Wherever a line holds the word "object", copy that line out.

* _Structured figure records_:

--- START ---

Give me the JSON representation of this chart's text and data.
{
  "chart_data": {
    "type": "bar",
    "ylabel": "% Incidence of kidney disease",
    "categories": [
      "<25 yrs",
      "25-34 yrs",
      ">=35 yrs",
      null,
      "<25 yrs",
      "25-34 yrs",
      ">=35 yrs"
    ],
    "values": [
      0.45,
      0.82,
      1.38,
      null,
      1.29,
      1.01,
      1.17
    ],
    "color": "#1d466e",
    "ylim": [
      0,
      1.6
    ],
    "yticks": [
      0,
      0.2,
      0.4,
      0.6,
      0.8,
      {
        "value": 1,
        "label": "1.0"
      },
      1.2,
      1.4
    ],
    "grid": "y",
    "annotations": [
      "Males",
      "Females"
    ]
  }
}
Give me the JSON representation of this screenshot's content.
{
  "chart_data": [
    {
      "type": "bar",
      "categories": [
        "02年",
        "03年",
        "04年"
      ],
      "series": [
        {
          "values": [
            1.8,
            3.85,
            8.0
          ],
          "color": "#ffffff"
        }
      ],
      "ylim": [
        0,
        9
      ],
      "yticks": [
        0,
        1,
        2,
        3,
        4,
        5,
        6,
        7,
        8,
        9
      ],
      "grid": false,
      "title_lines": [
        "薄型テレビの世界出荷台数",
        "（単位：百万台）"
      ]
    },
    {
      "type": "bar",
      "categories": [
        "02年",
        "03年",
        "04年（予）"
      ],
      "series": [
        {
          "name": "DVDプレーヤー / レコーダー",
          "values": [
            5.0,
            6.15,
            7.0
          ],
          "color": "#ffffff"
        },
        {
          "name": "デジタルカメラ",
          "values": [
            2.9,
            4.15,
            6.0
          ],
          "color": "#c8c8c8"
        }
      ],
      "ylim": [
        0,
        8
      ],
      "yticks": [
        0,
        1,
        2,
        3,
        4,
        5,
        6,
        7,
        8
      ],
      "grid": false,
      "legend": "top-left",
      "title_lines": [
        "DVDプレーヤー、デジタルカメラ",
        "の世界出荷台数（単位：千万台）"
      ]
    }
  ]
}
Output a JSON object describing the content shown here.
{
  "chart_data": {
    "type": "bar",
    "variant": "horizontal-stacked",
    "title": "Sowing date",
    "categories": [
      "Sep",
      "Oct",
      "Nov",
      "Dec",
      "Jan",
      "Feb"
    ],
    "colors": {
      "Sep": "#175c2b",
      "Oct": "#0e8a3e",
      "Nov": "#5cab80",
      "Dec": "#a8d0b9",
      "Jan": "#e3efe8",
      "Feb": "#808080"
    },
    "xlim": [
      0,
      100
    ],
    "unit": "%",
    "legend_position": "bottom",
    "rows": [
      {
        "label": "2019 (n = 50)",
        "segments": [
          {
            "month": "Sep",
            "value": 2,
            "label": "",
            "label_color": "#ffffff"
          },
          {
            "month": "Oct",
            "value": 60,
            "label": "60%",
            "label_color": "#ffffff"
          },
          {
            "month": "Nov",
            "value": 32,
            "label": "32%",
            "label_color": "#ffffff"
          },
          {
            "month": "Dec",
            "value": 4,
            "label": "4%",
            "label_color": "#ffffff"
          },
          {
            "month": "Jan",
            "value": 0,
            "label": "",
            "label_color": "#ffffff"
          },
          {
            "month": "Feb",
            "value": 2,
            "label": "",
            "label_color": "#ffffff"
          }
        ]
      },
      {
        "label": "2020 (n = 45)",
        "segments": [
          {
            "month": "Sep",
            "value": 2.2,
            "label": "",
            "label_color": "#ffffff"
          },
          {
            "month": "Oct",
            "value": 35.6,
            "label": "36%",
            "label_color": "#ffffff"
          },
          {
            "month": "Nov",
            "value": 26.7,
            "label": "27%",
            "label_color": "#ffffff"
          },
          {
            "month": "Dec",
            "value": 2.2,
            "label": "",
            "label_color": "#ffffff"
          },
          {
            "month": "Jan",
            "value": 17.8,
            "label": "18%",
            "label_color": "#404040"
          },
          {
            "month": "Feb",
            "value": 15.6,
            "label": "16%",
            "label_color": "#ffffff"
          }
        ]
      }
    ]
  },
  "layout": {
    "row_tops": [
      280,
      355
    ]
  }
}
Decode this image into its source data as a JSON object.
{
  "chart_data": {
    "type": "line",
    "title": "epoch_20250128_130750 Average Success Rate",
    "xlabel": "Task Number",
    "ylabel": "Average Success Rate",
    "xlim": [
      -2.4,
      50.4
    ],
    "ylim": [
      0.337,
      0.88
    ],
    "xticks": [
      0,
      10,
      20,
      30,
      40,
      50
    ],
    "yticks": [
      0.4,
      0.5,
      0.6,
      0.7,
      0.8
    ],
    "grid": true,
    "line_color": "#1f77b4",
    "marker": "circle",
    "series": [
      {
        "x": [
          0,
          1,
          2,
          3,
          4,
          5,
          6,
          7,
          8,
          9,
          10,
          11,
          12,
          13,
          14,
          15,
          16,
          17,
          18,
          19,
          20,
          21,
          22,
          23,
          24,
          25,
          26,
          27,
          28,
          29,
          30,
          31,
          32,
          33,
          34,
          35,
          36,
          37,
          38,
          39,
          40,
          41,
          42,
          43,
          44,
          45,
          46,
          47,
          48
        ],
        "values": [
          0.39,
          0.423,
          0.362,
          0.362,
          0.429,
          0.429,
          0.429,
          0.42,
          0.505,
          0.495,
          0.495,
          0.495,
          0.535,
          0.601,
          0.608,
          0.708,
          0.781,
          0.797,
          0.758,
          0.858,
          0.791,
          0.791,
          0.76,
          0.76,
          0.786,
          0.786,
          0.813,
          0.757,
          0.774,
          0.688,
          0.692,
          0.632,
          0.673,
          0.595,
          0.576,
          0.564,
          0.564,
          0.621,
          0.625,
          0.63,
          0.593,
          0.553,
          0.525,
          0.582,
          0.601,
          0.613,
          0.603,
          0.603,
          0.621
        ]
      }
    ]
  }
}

--- END ---

* _Written solution_:
Output a JSON object describing the content shown here.
Decode this image into its source data as a JSON object.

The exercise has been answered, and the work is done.